:: Stated problem ::
Count the lines in the records below that contain the word "CGIL", and give only that number.

:: Data entries ::
####################

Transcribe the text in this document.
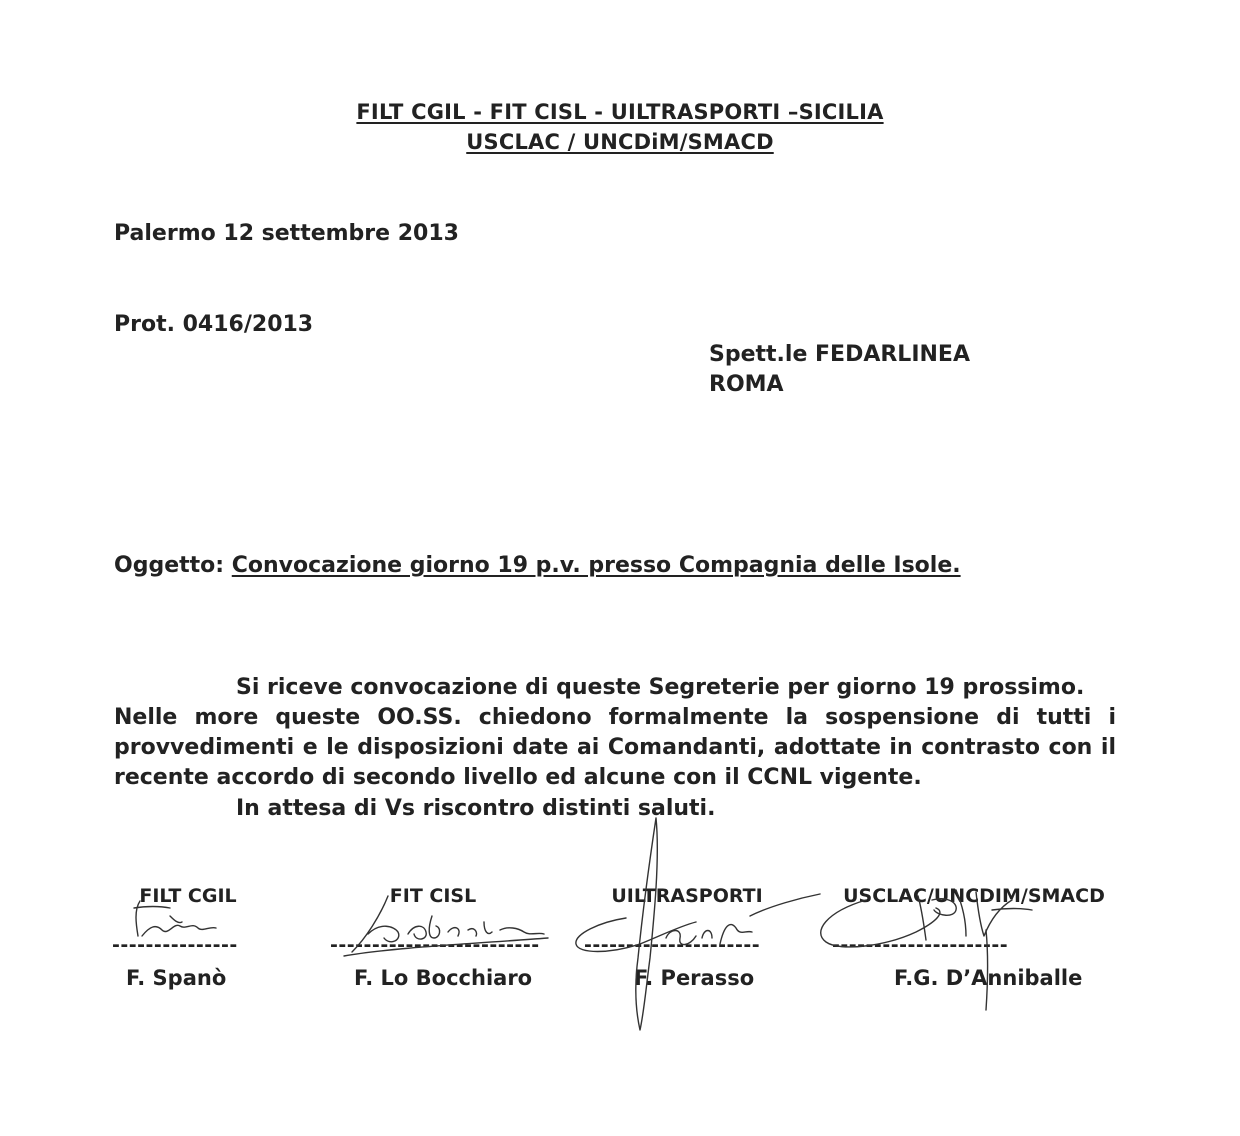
FILT CGIL - FIT CISL - UILTRASPORTI –SICILIA
USCLAC / UNCDiM/SMACD
Palermo 12 settembre 2013
Prot. 0416/2013
Spett.le FEDARLINEA
ROMA
Oggetto: Convocazione giorno 19 p.v. presso Compagnia delle Isole.
Si riceve convocazione di queste Segreterie per giorno 19 prossimo.
Nelle more queste OO.SS. chiedono formalmente la sospensione di tutti i
provvedimenti e le disposizioni date ai Comandanti, adottate in contrasto con il
recente accordo di secondo livello ed alcune con il CCNL vigente.
In attesa di Vs riscontro distinti saluti.
FILT CGIL	FIT CISL	UILTRASPORTI	USCLAC/UNCDIM/SMACD
---------------	------------------------- ---------------------	---------------------
F. Spanò	F. Lo Bocchiaro	F. Perasso	F.G. D’Anniballe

####################

:: Task output ::
2